WHAT IS NEEDED: Keep the pictures out of the copy and repeat the records exactly.

DATA LISTING:
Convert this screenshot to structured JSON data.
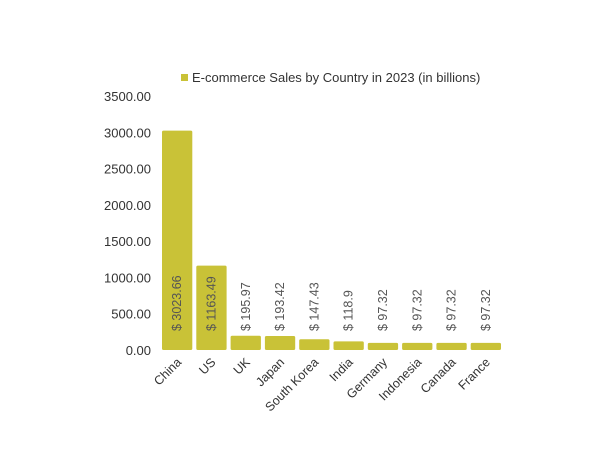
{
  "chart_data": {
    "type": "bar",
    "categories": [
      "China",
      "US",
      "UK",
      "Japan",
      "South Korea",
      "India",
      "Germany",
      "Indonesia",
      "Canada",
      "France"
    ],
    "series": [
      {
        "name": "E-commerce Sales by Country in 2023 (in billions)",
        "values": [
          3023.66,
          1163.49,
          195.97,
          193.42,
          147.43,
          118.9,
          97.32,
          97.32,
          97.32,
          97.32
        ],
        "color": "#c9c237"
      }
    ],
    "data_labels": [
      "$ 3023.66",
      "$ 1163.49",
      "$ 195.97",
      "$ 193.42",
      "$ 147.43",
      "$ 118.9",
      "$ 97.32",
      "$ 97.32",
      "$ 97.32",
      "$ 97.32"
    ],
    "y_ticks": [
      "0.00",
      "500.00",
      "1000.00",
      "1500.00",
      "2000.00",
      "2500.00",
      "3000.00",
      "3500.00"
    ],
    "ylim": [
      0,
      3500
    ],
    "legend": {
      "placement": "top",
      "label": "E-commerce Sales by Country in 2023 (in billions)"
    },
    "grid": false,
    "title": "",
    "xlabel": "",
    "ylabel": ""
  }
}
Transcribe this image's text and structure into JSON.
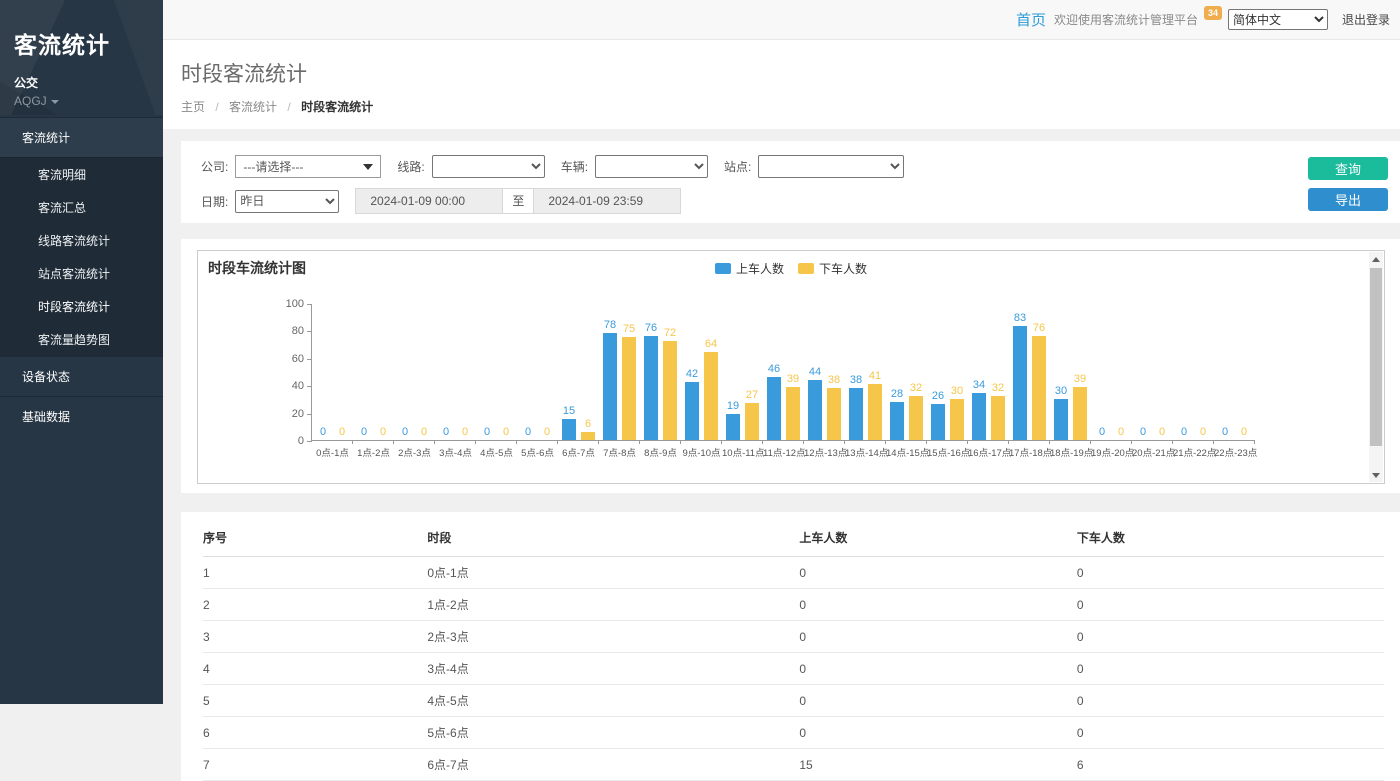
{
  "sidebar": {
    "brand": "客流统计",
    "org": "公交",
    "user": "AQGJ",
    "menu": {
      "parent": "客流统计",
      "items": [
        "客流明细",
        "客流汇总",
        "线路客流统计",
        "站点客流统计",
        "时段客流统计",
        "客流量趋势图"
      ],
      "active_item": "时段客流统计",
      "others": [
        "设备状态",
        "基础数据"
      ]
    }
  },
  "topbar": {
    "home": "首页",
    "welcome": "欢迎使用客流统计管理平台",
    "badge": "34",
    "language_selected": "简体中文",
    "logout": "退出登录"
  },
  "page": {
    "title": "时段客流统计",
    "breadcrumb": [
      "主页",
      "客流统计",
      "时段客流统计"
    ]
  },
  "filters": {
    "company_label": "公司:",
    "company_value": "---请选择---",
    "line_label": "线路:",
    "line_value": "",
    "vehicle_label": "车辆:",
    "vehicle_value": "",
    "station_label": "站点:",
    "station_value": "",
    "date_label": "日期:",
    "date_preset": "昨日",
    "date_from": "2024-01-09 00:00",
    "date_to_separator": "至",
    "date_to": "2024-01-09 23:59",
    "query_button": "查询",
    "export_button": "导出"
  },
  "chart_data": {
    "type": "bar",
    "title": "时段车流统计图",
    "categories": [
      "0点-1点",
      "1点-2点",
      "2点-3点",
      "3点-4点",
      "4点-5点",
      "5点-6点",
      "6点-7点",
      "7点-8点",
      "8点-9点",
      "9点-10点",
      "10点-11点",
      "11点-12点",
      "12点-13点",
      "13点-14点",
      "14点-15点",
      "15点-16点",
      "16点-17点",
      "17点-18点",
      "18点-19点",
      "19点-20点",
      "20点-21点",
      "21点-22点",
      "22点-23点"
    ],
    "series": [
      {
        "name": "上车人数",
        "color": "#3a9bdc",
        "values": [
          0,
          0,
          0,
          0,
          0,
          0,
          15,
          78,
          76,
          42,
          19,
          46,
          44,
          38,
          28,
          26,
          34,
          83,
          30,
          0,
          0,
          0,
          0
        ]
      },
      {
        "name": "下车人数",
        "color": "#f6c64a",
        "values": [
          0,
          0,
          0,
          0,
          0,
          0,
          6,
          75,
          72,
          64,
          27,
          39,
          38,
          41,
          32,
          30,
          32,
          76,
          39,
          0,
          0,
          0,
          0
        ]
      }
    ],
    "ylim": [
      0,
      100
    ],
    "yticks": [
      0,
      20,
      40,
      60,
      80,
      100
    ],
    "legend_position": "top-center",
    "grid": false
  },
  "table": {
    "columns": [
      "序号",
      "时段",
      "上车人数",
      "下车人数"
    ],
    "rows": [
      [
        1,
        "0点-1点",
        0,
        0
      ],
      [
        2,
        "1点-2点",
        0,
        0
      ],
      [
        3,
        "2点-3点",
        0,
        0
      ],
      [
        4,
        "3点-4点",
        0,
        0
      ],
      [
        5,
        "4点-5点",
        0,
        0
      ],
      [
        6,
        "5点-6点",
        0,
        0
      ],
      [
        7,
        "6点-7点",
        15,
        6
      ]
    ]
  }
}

OUTPUT FOR THIS TASK:
Convert this screenshot to structured JSON data.
{
  "chart_data": {
    "type": "bar",
    "categories": [
      "China",
      "US",
      "UK",
      "Japan",
      "South Korea",
      "India",
      "Germany",
      "Indonesia",
      "Canada",
      "France"
    ],
    "series": [
      {
        "name": "E-commerce Sales by Country in 2023 (in billions)",
        "values": [
          3023.66,
          1163.49,
          195.97,
          193.42,
          147.43,
          118.9,
          97.32,
          97.32,
          97.32,
          97.32
        ],
        "color": "#c9c237"
      }
    ],
    "data_labels": [
      "$ 3023.66",
      "$ 1163.49",
      "$ 195.97",
      "$ 193.42",
      "$ 147.43",
      "$ 118.9",
      "$ 97.32",
      "$ 97.32",
      "$ 97.32",
      "$ 97.32"
    ],
    "y_ticks": [
      "0.00",
      "500.00",
      "1000.00",
      "1500.00",
      "2000.00",
      "2500.00",
      "3000.00",
      "3500.00"
    ],
    "ylim": [
      0,
      3500
    ],
    "legend": {
      "placement": "top",
      "label": "E-commerce Sales by Country in 2023 (in billions)"
    },
    "grid": false,
    "title": "",
    "xlabel": "",
    "ylabel": ""
  }
}
Transcribe this image's text and structure into JSON.
{
  "sidebar": {
    "brand": "客流统计",
    "org": "公交",
    "user": "AQGJ",
    "menu": {
      "parent": "客流统计",
      "items": [
        "客流明细",
        "客流汇总",
        "线路客流统计",
        "站点客流统计",
        "时段客流统计",
        "客流量趋势图"
      ],
      "active_item": "时段客流统计",
      "others": [
        "设备状态",
        "基础数据"
      ]
    }
  },
  "topbar": {
    "home": "首页",
    "welcome": "欢迎使用客流统计管理平台",
    "badge": "34",
    "language_selected": "简体中文",
    "logout": "退出登录"
  },
  "page": {
    "title": "时段客流统计",
    "breadcrumb": [
      "主页",
      "客流统计",
      "时段客流统计"
    ]
  },
  "filters": {
    "company_label": "公司:",
    "company_value": "---请选择---",
    "line_label": "线路:",
    "line_value": "",
    "vehicle_label": "车辆:",
    "vehicle_value": "",
    "station_label": "站点:",
    "station_value": "",
    "date_label": "日期:",
    "date_preset": "昨日",
    "date_from": "2024-01-09 00:00",
    "date_to_separator": "至",
    "date_to": "2024-01-09 23:59",
    "query_button": "查询",
    "export_button": "导出"
  },
  "chart_data": {
    "type": "bar",
    "title": "时段车流统计图",
    "categories": [
      "0点-1点",
      "1点-2点",
      "2点-3点",
      "3点-4点",
      "4点-5点",
      "5点-6点",
      "6点-7点",
      "7点-8点",
      "8点-9点",
      "9点-10点",
      "10点-11点",
      "11点-12点",
      "12点-13点",
      "13点-14点",
      "14点-15点",
      "15点-16点",
      "16点-17点",
      "17点-18点",
      "18点-19点",
      "19点-20点",
      "20点-21点",
      "21点-22点",
      "22点-23点"
    ],
    "series": [
      {
        "name": "上车人数",
        "color": "#3a9bdc",
        "values": [
          0,
          0,
          0,
          0,
          0,
          0,
          15,
          78,
          76,
          42,
          19,
          46,
          44,
          38,
          28,
          26,
          34,
          83,
          30,
          0,
          0,
          0,
          0
        ]
      },
      {
        "name": "下车人数",
        "color": "#f6c64a",
        "values": [
          0,
          0,
          0,
          0,
          0,
          0,
          6,
          75,
          72,
          64,
          27,
          39,
          38,
          41,
          32,
          30,
          32,
          76,
          39,
          0,
          0,
          0,
          0
        ]
      }
    ],
    "ylim": [
      0,
      100
    ],
    "yticks": [
      0,
      20,
      40,
      60,
      80,
      100
    ],
    "legend_position": "top-center",
    "grid": false
  },
  "table": {
    "columns": [
      "序号",
      "时段",
      "上车人数",
      "下车人数"
    ],
    "rows": [
      [
        1,
        "0点-1点",
        0,
        0
      ],
      [
        2,
        "1点-2点",
        0,
        0
      ],
      [
        3,
        "2点-3点",
        0,
        0
      ],
      [
        4,
        "3点-4点",
        0,
        0
      ],
      [
        5,
        "4点-5点",
        0,
        0
      ],
      [
        6,
        "5点-6点",
        0,
        0
      ],
      [
        7,
        "6点-7点",
        15,
        6
      ]
    ]
  }
}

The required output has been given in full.